* **Exercise description**
How many lines hold the string "Photoshop"? Reply with the number alone.

* **Supplied records**
*-*-*

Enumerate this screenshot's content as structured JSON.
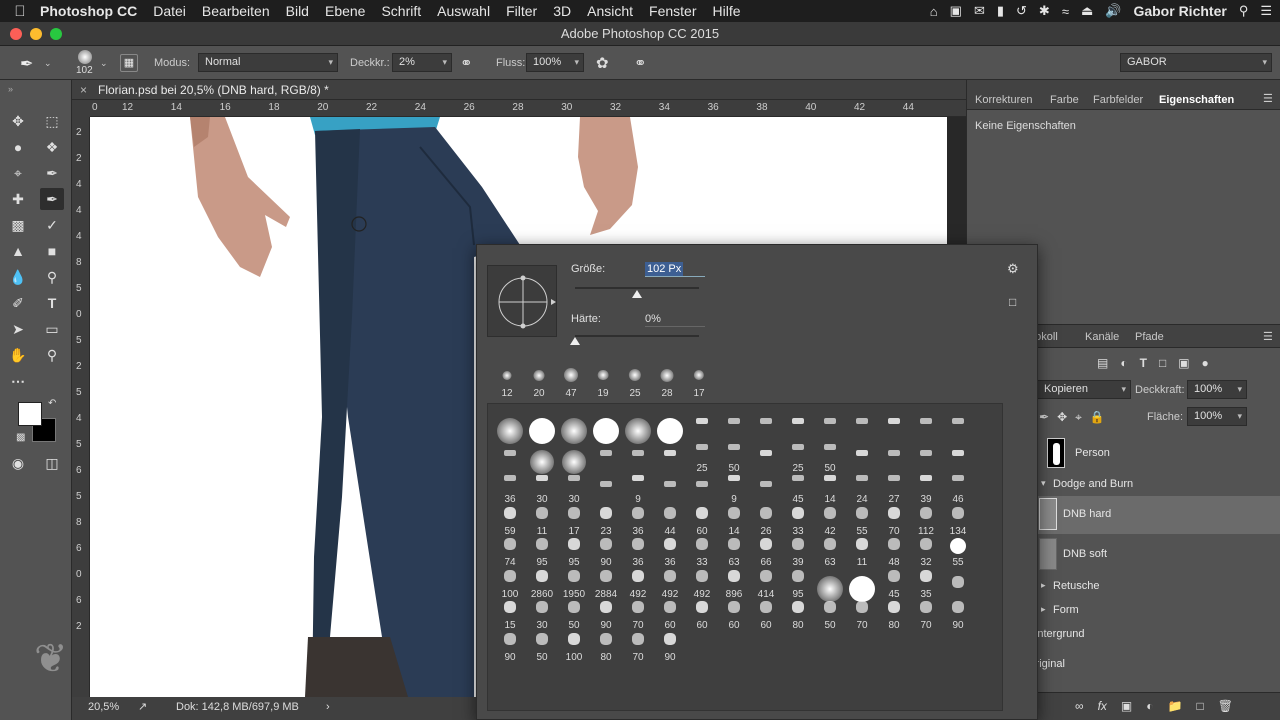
{
  "menubar": {
    "app": "Photoshop CC",
    "menus": [
      "Datei",
      "Bearbeiten",
      "Bild",
      "Ebene",
      "Schrift",
      "Auswahl",
      "Filter",
      "3D",
      "Ansicht",
      "Fenster",
      "Hilfe"
    ],
    "user": "Gabor Richter"
  },
  "window": {
    "title": "Adobe Photoshop CC 2015"
  },
  "options": {
    "brush_size": "102",
    "modus_label": "Modus:",
    "modus_value": "Normal",
    "deckkr_label": "Deckkr.:",
    "deckkr_value": "2%",
    "fluss_label": "Fluss:",
    "fluss_value": "100%",
    "workspace": "GABOR"
  },
  "document": {
    "tab_title": "Florian.psd bei 20,5% (DNB hard, RGB/8) *",
    "zoom": "20,5%",
    "doc_info": "Dok: 142,8 MB/697,9 MB",
    "ruler_h": [
      "0",
      "12",
      "14",
      "16",
      "18",
      "20",
      "22",
      "24",
      "26",
      "28",
      "30",
      "32",
      "34",
      "36",
      "38",
      "40",
      "42",
      "44"
    ],
    "ruler_v": [
      "2",
      "2",
      "4",
      "4",
      "4",
      "8",
      "5",
      "0",
      "5",
      "2",
      "5",
      "4",
      "5",
      "6",
      "5",
      "8",
      "6",
      "0",
      "6",
      "2"
    ]
  },
  "brush_popup": {
    "size_label": "Größe:",
    "size_value": "102 Px",
    "size_fraction": 0.5,
    "hardness_label": "Härte:",
    "hardness_value": "0%",
    "hardness_fraction": 0.0,
    "recent": [
      "12",
      "20",
      "47",
      "19",
      "25",
      "28",
      "17"
    ],
    "preset_rows": [
      [
        "",
        "",
        "",
        "",
        "",
        "",
        "",
        "",
        "",
        "",
        "",
        "",
        "",
        "",
        ""
      ],
      [
        "",
        "",
        "",
        "",
        "",
        "",
        "25",
        "50",
        "",
        "25",
        "50",
        "",
        "",
        "",
        ""
      ],
      [
        "36",
        "30",
        "30",
        "",
        "9",
        "",
        "",
        "9",
        "",
        "45",
        "14",
        "24",
        "27",
        "39",
        "46"
      ],
      [
        "59",
        "11",
        "17",
        "23",
        "36",
        "44",
        "60",
        "14",
        "26",
        "33",
        "42",
        "55",
        "70",
        "112",
        "134"
      ],
      [
        "74",
        "95",
        "95",
        "90",
        "36",
        "36",
        "33",
        "63",
        "66",
        "39",
        "63",
        "11",
        "48",
        "32",
        "55"
      ],
      [
        "100",
        "2860",
        "1950",
        "2884",
        "492",
        "492",
        "492",
        "896",
        "414",
        "95",
        "",
        "",
        "45",
        "35",
        ""
      ],
      [
        "15",
        "30",
        "50",
        "90",
        "70",
        "60",
        "60",
        "60",
        "60",
        "80",
        "50",
        "70",
        "80",
        "70",
        "90"
      ],
      [
        "90",
        "50",
        "100",
        "80",
        "70",
        "90",
        "",
        "",
        "",
        "",
        "",
        "",
        "",
        "",
        ""
      ]
    ]
  },
  "right_panel": {
    "tabs_top": [
      "Korrekturen",
      "Farbe",
      "Farbfelder",
      "Eigenschaften"
    ],
    "properties_text": "Keine Eigenschaften",
    "tabs_layers": [
      "Protokoll",
      "Kanäle",
      "Pfade"
    ],
    "blend_mode": "Kopieren",
    "opacity_label": "Deckkraft:",
    "opacity_value": "100%",
    "fill_label": "Fläche:",
    "fill_value": "100%",
    "layers": [
      "Person",
      "Dodge and Burn",
      "DNB hard",
      "DNB soft",
      "Retusche",
      "Form",
      "Hintergrund",
      "Original"
    ],
    "selected_layer": "DNB hard"
  },
  "colors": {
    "panel": "#535353",
    "dark": "#282828",
    "selected_layer": "#6b6b6b",
    "jeans": "#2c3e55",
    "skin": "#c99a88"
  }
}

*-*-*

* **Completed exercise**
2